■ Stated goal ■
All of the lines below are to be printed again exactly; images are excluded from the output.

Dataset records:
^^^^^^^^
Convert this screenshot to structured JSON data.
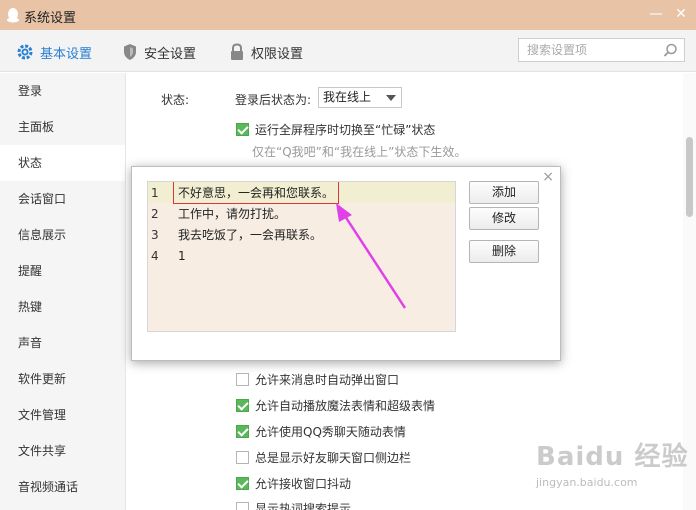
{
  "window": {
    "title": "系统设置",
    "minimize_glyph": "—",
    "close_glyph": "✕"
  },
  "topnav": {
    "tabs": [
      {
        "label": "基本设置",
        "icon": "gear-icon"
      },
      {
        "label": "安全设置",
        "icon": "shield-icon"
      },
      {
        "label": "权限设置",
        "icon": "lock-icon"
      }
    ],
    "search_placeholder": "搜索设置项"
  },
  "sidebar": {
    "items": [
      "登录",
      "主面板",
      "状态",
      "会话窗口",
      "信息展示",
      "提醒",
      "热键",
      "声音",
      "软件更新",
      "文件管理",
      "文件共享",
      "音视频通话"
    ],
    "active_index": 2
  },
  "status": {
    "section_label": "状态:",
    "after_login_label": "登录后状态为:",
    "after_login_value": "我在线上",
    "fullscreen_busy": "运行全屏程序时切换至“忙碌”状态",
    "hint": "仅在“Q我吧”和“我在线上”状态下生效。"
  },
  "options": [
    {
      "label": "允许来消息时自动弹出窗口",
      "checked": false
    },
    {
      "label": "允许自动播放魔法表情和超级表情",
      "checked": true
    },
    {
      "label": "允许使用QQ秀聊天随动表情",
      "checked": true
    },
    {
      "label": "总是显示好友聊天窗口侧边栏",
      "checked": false
    },
    {
      "label": "允许接收窗口抖动",
      "checked": true
    },
    {
      "label": "显示热词搜索提示",
      "checked": false
    }
  ],
  "dialog": {
    "close_glyph": "×",
    "replies": [
      {
        "num": "1",
        "text": "不好意思，一会再和您联系。"
      },
      {
        "num": "2",
        "text": "工作中，请勿打扰。"
      },
      {
        "num": "3",
        "text": "我去吃饭了，一会再联系。"
      },
      {
        "num": "4",
        "text": "1"
      }
    ],
    "add_label": "添加",
    "edit_label": "修改",
    "delete_label": "删除"
  },
  "watermark": {
    "brand": "Baidu 经验",
    "url": "jingyan.baidu.com"
  },
  "colors": {
    "titlebar": "#e8c3a6",
    "accent": "#2a7fd0",
    "check": "#5bb75b",
    "annotation_arrow": "#e040e8",
    "annotation_box": "#d9363e"
  }
}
^^^^^^^^
■ Reply ■
Convert this screenshot to structured JSON data.
{
  "window": {
    "title": "系统设置",
    "minimize_glyph": "—",
    "close_glyph": "✕"
  },
  "topnav": {
    "tabs": [
      {
        "label": "基本设置",
        "icon": "gear-icon"
      },
      {
        "label": "安全设置",
        "icon": "shield-icon"
      },
      {
        "label": "权限设置",
        "icon": "lock-icon"
      }
    ],
    "search_placeholder": "搜索设置项"
  },
  "sidebar": {
    "items": [
      "登录",
      "主面板",
      "状态",
      "会话窗口",
      "信息展示",
      "提醒",
      "热键",
      "声音",
      "软件更新",
      "文件管理",
      "文件共享",
      "音视频通话"
    ],
    "active_index": 2
  },
  "status": {
    "section_label": "状态:",
    "after_login_label": "登录后状态为:",
    "after_login_value": "我在线上",
    "fullscreen_busy": "运行全屏程序时切换至“忙碌”状态",
    "hint": "仅在“Q我吧”和“我在线上”状态下生效。"
  },
  "options": [
    {
      "label": "允许来消息时自动弹出窗口",
      "checked": false
    },
    {
      "label": "允许自动播放魔法表情和超级表情",
      "checked": true
    },
    {
      "label": "允许使用QQ秀聊天随动表情",
      "checked": true
    },
    {
      "label": "总是显示好友聊天窗口侧边栏",
      "checked": false
    },
    {
      "label": "允许接收窗口抖动",
      "checked": true
    },
    {
      "label": "显示热词搜索提示",
      "checked": false
    }
  ],
  "dialog": {
    "close_glyph": "×",
    "replies": [
      {
        "num": "1",
        "text": "不好意思，一会再和您联系。"
      },
      {
        "num": "2",
        "text": "工作中，请勿打扰。"
      },
      {
        "num": "3",
        "text": "我去吃饭了，一会再联系。"
      },
      {
        "num": "4",
        "text": "1"
      }
    ],
    "add_label": "添加",
    "edit_label": "修改",
    "delete_label": "删除"
  },
  "watermark": {
    "brand": "Baidu 经验",
    "url": "jingyan.baidu.com"
  },
  "colors": {
    "titlebar": "#e8c3a6",
    "accent": "#2a7fd0",
    "check": "#5bb75b",
    "annotation_arrow": "#e040e8",
    "annotation_box": "#d9363e"
  }
}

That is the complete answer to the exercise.